Print out every line, exactly as written.

==== GIVEN DATA ====

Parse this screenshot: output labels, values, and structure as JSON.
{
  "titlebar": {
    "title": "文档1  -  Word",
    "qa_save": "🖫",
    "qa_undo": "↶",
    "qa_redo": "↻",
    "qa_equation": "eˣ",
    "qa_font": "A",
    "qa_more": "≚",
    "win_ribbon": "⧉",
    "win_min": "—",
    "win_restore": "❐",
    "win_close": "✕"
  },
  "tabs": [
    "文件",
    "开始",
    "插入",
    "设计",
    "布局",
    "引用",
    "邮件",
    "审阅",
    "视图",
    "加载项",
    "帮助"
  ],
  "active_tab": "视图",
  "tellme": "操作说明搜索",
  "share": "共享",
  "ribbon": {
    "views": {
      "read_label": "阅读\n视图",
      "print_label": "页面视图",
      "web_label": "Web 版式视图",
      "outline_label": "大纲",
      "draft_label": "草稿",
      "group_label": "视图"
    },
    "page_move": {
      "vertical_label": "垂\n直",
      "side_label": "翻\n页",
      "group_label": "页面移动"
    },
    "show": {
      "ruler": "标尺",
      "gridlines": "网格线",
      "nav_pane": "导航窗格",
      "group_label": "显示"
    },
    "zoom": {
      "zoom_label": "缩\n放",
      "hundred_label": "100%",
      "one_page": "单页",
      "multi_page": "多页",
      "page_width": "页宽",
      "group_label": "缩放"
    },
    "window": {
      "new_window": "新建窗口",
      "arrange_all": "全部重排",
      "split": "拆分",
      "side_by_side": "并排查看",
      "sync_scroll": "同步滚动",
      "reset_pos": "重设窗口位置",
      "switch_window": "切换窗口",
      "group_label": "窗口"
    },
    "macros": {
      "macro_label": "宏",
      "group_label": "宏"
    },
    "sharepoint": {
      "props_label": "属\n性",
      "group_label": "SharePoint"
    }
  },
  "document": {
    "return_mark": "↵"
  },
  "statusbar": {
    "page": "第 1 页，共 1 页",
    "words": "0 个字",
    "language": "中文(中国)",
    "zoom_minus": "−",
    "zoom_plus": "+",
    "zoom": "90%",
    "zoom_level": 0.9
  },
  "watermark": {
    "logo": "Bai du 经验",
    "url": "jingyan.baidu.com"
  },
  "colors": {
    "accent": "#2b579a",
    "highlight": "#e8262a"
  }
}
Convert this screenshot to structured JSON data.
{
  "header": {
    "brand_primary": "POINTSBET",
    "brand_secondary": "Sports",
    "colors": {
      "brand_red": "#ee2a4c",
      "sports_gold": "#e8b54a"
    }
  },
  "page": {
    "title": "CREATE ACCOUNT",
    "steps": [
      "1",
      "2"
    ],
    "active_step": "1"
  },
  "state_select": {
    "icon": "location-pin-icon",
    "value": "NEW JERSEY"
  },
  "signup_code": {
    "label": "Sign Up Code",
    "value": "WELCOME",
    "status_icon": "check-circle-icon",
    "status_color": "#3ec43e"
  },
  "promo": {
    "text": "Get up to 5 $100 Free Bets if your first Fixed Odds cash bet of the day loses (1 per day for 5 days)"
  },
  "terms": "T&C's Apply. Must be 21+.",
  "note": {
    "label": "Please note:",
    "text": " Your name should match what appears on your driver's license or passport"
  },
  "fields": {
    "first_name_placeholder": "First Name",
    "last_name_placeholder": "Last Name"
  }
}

====

TASK RESULT.
Parse this screenshot: output labels, values, and structure as JSON.
{
  "titlebar": {
    "title": "文档1  -  Word",
    "qa_save": "🖫",
    "qa_undo": "↶",
    "qa_redo": "↻",
    "qa_equation": "eˣ",
    "qa_font": "A",
    "qa_more": "≚",
    "win_ribbon": "⧉",
    "win_min": "—",
    "win_restore": "❐",
    "win_close": "✕"
  },
  "tabs": [
    "文件",
    "开始",
    "插入",
    "设计",
    "布局",
    "引用",
    "邮件",
    "审阅",
    "视图",
    "加载项",
    "帮助"
  ],
  "active_tab": "视图",
  "tellme": "操作说明搜索",
  "share": "共享",
  "ribbon": {
    "views": {
      "read_label": "阅读\n视图",
      "print_label": "页面视图",
      "web_label": "Web 版式视图",
      "outline_label": "大纲",
      "draft_label": "草稿",
      "group_label": "视图"
    },
    "page_move": {
      "vertical_label": "垂\n直",
      "side_label": "翻\n页",
      "group_label": "页面移动"
    },
    "show": {
      "ruler": "标尺",
      "gridlines": "网格线",
      "nav_pane": "导航窗格",
      "group_label": "显示"
    },
    "zoom": {
      "zoom_label": "缩\n放",
      "hundred_label": "100%",
      "one_page": "单页",
      "multi_page": "多页",
      "page_width": "页宽",
      "group_label": "缩放"
    },
    "window": {
      "new_window": "新建窗口",
      "arrange_all": "全部重排",
      "split": "拆分",
      "side_by_side": "并排查看",
      "sync_scroll": "同步滚动",
      "reset_pos": "重设窗口位置",
      "switch_window": "切换窗口",
      "group_label": "窗口"
    },
    "macros": {
      "macro_label": "宏",
      "group_label": "宏"
    },
    "sharepoint": {
      "props_label": "属\n性",
      "group_label": "SharePoint"
    }
  },
  "document": {
    "return_mark": "↵"
  },
  "statusbar": {
    "page": "第 1 页，共 1 页",
    "words": "0 个字",
    "language": "中文(中国)",
    "zoom_minus": "−",
    "zoom_plus": "+",
    "zoom": "90%",
    "zoom_level": 0.9
  },
  "watermark": {
    "logo": "Bai du 经验",
    "url": "jingyan.baidu.com"
  },
  "colors": {
    "accent": "#2b579a",
    "highlight": "#e8262a"
  }
}
Convert this screenshot to structured JSON data.
{
  "header": {
    "brand_primary": "POINTSBET",
    "brand_secondary": "Sports",
    "colors": {
      "brand_red": "#ee2a4c",
      "sports_gold": "#e8b54a"
    }
  },
  "page": {
    "title": "CREATE ACCOUNT",
    "steps": [
      "1",
      "2"
    ],
    "active_step": "1"
  },
  "state_select": {
    "icon": "location-pin-icon",
    "value": "NEW JERSEY"
  },
  "signup_code": {
    "label": "Sign Up Code",
    "value": "WELCOME",
    "status_icon": "check-circle-icon",
    "status_color": "#3ec43e"
  },
  "promo": {
    "text": "Get up to 5 $100 Free Bets if your first Fixed Odds cash bet of the day loses (1 per day for 5 days)"
  },
  "terms": "T&C's Apply. Must be 21+.",
  "note": {
    "label": "Please note:",
    "text": " Your name should match what appears on your driver's license or passport"
  },
  "fields": {
    "first_name_placeholder": "First Name",
    "last_name_placeholder": "Last Name"
  }
}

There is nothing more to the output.